* start *

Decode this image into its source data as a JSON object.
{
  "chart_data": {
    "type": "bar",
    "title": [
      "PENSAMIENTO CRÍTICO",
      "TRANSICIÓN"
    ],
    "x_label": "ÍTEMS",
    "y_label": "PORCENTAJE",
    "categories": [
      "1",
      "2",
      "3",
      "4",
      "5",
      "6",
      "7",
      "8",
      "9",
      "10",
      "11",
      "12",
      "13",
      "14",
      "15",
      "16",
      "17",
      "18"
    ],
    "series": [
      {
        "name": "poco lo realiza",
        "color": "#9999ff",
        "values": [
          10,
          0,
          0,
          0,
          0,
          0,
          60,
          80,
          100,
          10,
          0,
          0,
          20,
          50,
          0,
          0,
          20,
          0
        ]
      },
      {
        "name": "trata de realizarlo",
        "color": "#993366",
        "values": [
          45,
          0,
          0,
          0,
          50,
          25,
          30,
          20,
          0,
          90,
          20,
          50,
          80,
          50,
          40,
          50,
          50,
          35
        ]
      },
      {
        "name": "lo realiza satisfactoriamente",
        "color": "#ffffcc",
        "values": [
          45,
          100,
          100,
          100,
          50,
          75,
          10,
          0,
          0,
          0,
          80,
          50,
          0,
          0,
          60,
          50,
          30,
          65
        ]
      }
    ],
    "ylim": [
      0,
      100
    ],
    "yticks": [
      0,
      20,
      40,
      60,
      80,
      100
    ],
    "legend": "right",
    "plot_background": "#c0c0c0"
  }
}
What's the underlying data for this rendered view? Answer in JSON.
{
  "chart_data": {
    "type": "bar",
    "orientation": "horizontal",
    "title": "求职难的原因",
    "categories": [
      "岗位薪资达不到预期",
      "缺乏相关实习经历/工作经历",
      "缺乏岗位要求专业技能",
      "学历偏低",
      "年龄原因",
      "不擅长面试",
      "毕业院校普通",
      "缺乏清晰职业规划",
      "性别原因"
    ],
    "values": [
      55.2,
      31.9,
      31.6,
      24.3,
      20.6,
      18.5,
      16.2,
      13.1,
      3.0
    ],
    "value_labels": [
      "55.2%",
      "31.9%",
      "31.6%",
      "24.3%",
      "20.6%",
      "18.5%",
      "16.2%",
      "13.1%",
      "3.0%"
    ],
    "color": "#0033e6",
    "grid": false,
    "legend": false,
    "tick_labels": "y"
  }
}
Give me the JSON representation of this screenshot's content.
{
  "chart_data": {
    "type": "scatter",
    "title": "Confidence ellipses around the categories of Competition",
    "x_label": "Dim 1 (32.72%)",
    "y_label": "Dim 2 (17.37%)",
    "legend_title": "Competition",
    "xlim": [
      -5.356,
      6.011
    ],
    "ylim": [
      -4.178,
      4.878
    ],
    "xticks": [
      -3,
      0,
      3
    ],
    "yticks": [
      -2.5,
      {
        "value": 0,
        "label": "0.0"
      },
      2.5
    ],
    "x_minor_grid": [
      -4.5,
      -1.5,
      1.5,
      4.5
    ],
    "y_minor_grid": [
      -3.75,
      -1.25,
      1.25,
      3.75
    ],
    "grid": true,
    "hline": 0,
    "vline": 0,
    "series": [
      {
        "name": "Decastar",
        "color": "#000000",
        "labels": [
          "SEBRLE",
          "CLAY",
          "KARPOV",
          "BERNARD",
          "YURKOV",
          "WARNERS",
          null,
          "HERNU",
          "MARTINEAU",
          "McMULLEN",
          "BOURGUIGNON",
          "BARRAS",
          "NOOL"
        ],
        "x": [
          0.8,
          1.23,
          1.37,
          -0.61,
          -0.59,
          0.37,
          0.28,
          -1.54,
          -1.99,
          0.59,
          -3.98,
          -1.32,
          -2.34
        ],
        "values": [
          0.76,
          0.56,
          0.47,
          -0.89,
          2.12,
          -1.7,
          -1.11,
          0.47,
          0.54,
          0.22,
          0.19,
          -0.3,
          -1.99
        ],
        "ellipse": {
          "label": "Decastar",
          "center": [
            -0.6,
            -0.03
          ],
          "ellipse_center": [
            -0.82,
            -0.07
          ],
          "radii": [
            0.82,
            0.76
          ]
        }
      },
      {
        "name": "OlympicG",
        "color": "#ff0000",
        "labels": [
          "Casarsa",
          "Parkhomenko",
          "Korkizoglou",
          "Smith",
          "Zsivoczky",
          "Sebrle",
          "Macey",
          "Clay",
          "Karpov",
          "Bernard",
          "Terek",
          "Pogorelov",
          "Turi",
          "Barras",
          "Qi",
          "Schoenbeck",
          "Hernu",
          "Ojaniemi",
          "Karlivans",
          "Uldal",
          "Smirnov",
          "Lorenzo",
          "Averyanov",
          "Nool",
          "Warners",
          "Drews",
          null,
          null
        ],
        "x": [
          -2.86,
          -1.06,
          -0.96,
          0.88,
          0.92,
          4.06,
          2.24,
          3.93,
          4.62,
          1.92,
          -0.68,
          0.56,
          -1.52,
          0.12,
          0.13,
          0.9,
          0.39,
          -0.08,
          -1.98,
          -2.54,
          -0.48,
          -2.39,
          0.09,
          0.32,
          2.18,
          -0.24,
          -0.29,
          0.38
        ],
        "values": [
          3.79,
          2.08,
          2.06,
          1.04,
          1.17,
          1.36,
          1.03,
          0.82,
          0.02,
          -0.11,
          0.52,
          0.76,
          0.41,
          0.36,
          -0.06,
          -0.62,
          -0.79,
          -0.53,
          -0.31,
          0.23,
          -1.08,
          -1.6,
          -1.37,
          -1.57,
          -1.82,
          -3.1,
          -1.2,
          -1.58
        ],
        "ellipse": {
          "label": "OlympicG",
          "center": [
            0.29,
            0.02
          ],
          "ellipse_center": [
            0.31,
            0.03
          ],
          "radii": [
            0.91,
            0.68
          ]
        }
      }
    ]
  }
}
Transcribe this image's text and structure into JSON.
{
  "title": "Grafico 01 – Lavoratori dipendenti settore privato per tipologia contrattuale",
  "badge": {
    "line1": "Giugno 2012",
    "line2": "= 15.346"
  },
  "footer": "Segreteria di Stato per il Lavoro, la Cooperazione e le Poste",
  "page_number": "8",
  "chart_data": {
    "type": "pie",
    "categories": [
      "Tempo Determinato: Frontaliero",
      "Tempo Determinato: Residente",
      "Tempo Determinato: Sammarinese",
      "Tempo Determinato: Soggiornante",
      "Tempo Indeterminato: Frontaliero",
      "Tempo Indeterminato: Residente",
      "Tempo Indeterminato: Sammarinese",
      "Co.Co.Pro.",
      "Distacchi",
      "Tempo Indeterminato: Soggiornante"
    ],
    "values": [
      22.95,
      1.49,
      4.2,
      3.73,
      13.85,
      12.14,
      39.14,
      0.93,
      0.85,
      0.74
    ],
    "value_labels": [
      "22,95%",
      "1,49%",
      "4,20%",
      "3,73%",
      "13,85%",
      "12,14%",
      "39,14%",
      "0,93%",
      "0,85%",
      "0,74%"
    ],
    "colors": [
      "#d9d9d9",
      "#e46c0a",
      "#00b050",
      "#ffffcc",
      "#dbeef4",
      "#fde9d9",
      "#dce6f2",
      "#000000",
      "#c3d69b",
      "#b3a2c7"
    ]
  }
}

* end *

To be done:
Go through the records above and set each one down exactly, please.

Problem solution:
Decode this image into its source data as a JSON object.
{
  "chart_data": {
    "type": "bar",
    "title": [
      "PENSAMIENTO CRÍTICO",
      "TRANSICIÓN"
    ],
    "x_label": "ÍTEMS",
    "y_label": "PORCENTAJE",
    "categories": [
      "1",
      "2",
      "3",
      "4",
      "5",
      "6",
      "7",
      "8",
      "9",
      "10",
      "11",
      "12",
      "13",
      "14",
      "15",
      "16",
      "17",
      "18"
    ],
    "series": [
      {
        "name": "poco lo realiza",
        "color": "#9999ff",
        "values": [
          10,
          0,
          0,
          0,
          0,
          0,
          60,
          80,
          100,
          10,
          0,
          0,
          20,
          50,
          0,
          0,
          20,
          0
        ]
      },
      {
        "name": "trata de realizarlo",
        "color": "#993366",
        "values": [
          45,
          0,
          0,
          0,
          50,
          25,
          30,
          20,
          0,
          90,
          20,
          50,
          80,
          50,
          40,
          50,
          50,
          35
        ]
      },
      {
        "name": "lo realiza satisfactoriamente",
        "color": "#ffffcc",
        "values": [
          45,
          100,
          100,
          100,
          50,
          75,
          10,
          0,
          0,
          0,
          80,
          50,
          0,
          0,
          60,
          50,
          30,
          65
        ]
      }
    ],
    "ylim": [
      0,
      100
    ],
    "yticks": [
      0,
      20,
      40,
      60,
      80,
      100
    ],
    "legend": "right",
    "plot_background": "#c0c0c0"
  }
}
What's the underlying data for this rendered view? Answer in JSON.
{
  "chart_data": {
    "type": "bar",
    "orientation": "horizontal",
    "title": "求职难的原因",
    "categories": [
      "岗位薪资达不到预期",
      "缺乏相关实习经历/工作经历",
      "缺乏岗位要求专业技能",
      "学历偏低",
      "年龄原因",
      "不擅长面试",
      "毕业院校普通",
      "缺乏清晰职业规划",
      "性别原因"
    ],
    "values": [
      55.2,
      31.9,
      31.6,
      24.3,
      20.6,
      18.5,
      16.2,
      13.1,
      3.0
    ],
    "value_labels": [
      "55.2%",
      "31.9%",
      "31.6%",
      "24.3%",
      "20.6%",
      "18.5%",
      "16.2%",
      "13.1%",
      "3.0%"
    ],
    "color": "#0033e6",
    "grid": false,
    "legend": false,
    "tick_labels": "y"
  }
}
Give me the JSON representation of this screenshot's content.
{
  "chart_data": {
    "type": "scatter",
    "title": "Confidence ellipses around the categories of Competition",
    "x_label": "Dim 1 (32.72%)",
    "y_label": "Dim 2 (17.37%)",
    "legend_title": "Competition",
    "xlim": [
      -5.356,
      6.011
    ],
    "ylim": [
      -4.178,
      4.878
    ],
    "xticks": [
      -3,
      0,
      3
    ],
    "yticks": [
      -2.5,
      {
        "value": 0,
        "label": "0.0"
      },
      2.5
    ],
    "x_minor_grid": [
      -4.5,
      -1.5,
      1.5,
      4.5
    ],
    "y_minor_grid": [
      -3.75,
      -1.25,
      1.25,
      3.75
    ],
    "grid": true,
    "hline": 0,
    "vline": 0,
    "series": [
      {
        "name": "Decastar",
        "color": "#000000",
        "labels": [
          "SEBRLE",
          "CLAY",
          "KARPOV",
          "BERNARD",
          "YURKOV",
          "WARNERS",
          null,
          "HERNU",
          "MARTINEAU",
          "McMULLEN",
          "BOURGUIGNON",
          "BARRAS",
          "NOOL"
        ],
        "x": [
          0.8,
          1.23,
          1.37,
          -0.61,
          -0.59,
          0.37,
          0.28,
          -1.54,
          -1.99,
          0.59,
          -3.98,
          -1.32,
          -2.34
        ],
        "values": [
          0.76,
          0.56,
          0.47,
          -0.89,
          2.12,
          -1.7,
          -1.11,
          0.47,
          0.54,
          0.22,
          0.19,
          -0.3,
          -1.99
        ],
        "ellipse": {
          "label": "Decastar",
          "center": [
            -0.6,
            -0.03
          ],
          "ellipse_center": [
            -0.82,
            -0.07
          ],
          "radii": [
            0.82,
            0.76
          ]
        }
      },
      {
        "name": "OlympicG",
        "color": "#ff0000",
        "labels": [
          "Casarsa",
          "Parkhomenko",
          "Korkizoglou",
          "Smith",
          "Zsivoczky",
          "Sebrle",
          "Macey",
          "Clay",
          "Karpov",
          "Bernard",
          "Terek",
          "Pogorelov",
          "Turi",
          "Barras",
          "Qi",
          "Schoenbeck",
          "Hernu",
          "Ojaniemi",
          "Karlivans",
          "Uldal",
          "Smirnov",
          "Lorenzo",
          "Averyanov",
          "Nool",
          "Warners",
          "Drews",
          null,
          null
        ],
        "x": [
          -2.86,
          -1.06,
          -0.96,
          0.88,
          0.92,
          4.06,
          2.24,
          3.93,
          4.62,
          1.92,
          -0.68,
          0.56,
          -1.52,
          0.12,
          0.13,
          0.9,
          0.39,
          -0.08,
          -1.98,
          -2.54,
          -0.48,
          -2.39,
          0.09,
          0.32,
          2.18,
          -0.24,
          -0.29,
          0.38
        ],
        "values": [
          3.79,
          2.08,
          2.06,
          1.04,
          1.17,
          1.36,
          1.03,
          0.82,
          0.02,
          -0.11,
          0.52,
          0.76,
          0.41,
          0.36,
          -0.06,
          -0.62,
          -0.79,
          -0.53,
          -0.31,
          0.23,
          -1.08,
          -1.6,
          -1.37,
          -1.57,
          -1.82,
          -3.1,
          -1.2,
          -1.58
        ],
        "ellipse": {
          "label": "OlympicG",
          "center": [
            0.29,
            0.02
          ],
          "ellipse_center": [
            0.31,
            0.03
          ],
          "radii": [
            0.91,
            0.68
          ]
        }
      }
    ]
  }
}
Transcribe this image's text and structure into JSON.
{
  "title": "Grafico 01 – Lavoratori dipendenti settore privato per tipologia contrattuale",
  "badge": {
    "line1": "Giugno 2012",
    "line2": "= 15.346"
  },
  "footer": "Segreteria di Stato per il Lavoro, la Cooperazione e le Poste",
  "page_number": "8",
  "chart_data": {
    "type": "pie",
    "categories": [
      "Tempo Determinato: Frontaliero",
      "Tempo Determinato: Residente",
      "Tempo Determinato: Sammarinese",
      "Tempo Determinato: Soggiornante",
      "Tempo Indeterminato: Frontaliero",
      "Tempo Indeterminato: Residente",
      "Tempo Indeterminato: Sammarinese",
      "Co.Co.Pro.",
      "Distacchi",
      "Tempo Indeterminato: Soggiornante"
    ],
    "values": [
      22.95,
      1.49,
      4.2,
      3.73,
      13.85,
      12.14,
      39.14,
      0.93,
      0.85,
      0.74
    ],
    "value_labels": [
      "22,95%",
      "1,49%",
      "4,20%",
      "3,73%",
      "13,85%",
      "12,14%",
      "39,14%",
      "0,93%",
      "0,85%",
      "0,74%"
    ],
    "colors": [
      "#d9d9d9",
      "#e46c0a",
      "#00b050",
      "#ffffcc",
      "#dbeef4",
      "#fde9d9",
      "#dce6f2",
      "#000000",
      "#c3d69b",
      "#b3a2c7"
    ]
  }
}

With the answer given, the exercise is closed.